--- Objective ---
Copy out every line containing the word "which".
====
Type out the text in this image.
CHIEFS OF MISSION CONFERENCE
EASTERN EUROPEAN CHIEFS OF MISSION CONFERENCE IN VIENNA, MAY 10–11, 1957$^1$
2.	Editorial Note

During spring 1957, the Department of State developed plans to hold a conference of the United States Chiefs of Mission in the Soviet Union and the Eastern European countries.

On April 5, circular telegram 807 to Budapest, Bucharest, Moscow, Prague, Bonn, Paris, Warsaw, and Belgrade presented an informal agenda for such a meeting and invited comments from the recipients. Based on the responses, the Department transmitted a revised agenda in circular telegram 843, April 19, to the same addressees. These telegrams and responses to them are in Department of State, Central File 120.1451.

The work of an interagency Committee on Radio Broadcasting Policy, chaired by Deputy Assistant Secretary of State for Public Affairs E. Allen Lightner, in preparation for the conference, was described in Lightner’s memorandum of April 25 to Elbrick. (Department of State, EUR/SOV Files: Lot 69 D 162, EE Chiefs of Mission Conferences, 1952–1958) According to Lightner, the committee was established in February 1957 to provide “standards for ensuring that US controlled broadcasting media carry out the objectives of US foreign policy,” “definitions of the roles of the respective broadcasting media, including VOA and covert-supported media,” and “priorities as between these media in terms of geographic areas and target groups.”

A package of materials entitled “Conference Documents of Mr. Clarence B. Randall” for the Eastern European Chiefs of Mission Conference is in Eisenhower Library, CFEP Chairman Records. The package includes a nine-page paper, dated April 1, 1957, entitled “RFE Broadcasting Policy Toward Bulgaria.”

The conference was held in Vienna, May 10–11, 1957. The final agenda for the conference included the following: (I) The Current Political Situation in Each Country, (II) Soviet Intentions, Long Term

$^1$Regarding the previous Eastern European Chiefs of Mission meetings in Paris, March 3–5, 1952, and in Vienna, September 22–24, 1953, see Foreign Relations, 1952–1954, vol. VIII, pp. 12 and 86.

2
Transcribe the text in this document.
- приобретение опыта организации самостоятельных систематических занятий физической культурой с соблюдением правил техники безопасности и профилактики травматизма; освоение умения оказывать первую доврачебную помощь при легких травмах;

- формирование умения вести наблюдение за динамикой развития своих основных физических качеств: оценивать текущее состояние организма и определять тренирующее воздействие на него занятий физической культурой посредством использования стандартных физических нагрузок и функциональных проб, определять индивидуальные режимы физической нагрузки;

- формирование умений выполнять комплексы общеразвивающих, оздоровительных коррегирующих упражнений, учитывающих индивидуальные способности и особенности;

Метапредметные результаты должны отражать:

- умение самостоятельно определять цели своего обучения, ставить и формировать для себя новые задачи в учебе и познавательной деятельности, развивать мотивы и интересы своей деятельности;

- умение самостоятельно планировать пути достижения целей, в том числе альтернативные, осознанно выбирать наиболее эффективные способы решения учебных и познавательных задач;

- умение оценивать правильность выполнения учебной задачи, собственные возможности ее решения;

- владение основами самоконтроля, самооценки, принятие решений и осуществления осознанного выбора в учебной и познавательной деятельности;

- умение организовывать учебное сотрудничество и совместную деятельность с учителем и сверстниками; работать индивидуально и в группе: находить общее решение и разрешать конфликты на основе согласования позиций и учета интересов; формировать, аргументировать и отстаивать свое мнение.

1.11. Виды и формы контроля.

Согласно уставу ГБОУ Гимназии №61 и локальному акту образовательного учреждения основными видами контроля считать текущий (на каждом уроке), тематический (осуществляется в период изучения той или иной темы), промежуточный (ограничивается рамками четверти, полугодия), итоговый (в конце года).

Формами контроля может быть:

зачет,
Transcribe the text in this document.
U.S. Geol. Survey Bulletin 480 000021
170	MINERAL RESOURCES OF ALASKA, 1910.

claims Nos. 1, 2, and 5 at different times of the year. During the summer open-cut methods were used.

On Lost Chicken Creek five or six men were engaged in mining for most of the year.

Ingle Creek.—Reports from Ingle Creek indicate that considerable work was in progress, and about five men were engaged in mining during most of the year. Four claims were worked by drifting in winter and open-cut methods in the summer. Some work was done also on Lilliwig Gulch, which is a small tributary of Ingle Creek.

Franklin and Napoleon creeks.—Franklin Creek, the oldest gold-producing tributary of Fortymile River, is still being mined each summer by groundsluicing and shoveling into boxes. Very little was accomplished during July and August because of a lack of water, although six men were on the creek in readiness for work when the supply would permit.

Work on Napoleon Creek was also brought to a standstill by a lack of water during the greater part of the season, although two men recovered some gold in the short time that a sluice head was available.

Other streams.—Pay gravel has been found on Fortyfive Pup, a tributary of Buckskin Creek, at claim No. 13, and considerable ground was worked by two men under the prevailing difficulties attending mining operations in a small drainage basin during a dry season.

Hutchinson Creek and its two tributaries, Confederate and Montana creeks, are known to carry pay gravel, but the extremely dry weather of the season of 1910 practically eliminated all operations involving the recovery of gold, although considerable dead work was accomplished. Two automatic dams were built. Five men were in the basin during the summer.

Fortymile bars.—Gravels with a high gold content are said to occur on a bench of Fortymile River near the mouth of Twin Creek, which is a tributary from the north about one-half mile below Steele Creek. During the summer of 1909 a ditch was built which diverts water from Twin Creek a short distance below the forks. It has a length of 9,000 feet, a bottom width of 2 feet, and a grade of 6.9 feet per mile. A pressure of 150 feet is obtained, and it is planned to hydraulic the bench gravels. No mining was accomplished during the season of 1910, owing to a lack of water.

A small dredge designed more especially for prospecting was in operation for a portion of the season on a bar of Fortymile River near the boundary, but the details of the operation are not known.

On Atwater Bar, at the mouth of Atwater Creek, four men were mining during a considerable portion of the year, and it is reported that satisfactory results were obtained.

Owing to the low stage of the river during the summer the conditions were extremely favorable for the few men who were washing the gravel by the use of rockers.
====
--- Solution to this exercise ---
Ingle Creek.—Reports from Ingle Creek indicate that considerable work was in progress, and about five men were engaged in mining during most of the year. Four claims were worked by drifting in winter and open-cut methods in the summer. Some work was done also on Lilliwig Gulch, which is a small tributary of Ingle Creek.
Fortymile bars.—Gravels with a high gold content are said to occur on a bench of Fortymile River near the mouth of Twin Creek, which is a tributary from the north about one-half mile below Steele Creek. During the summer of 1909 a ditch was built which diverts water from Twin Creek a short distance below the forks. It has a length of 9,000 feet, a bottom width of 2 feet, and a grade of 6.9 feet per mile. A pressure of 150 feet is obtained, and it is planned to hydraulic the bench gravels. No mining was accomplished during the season of 1910, owing to a lack of water.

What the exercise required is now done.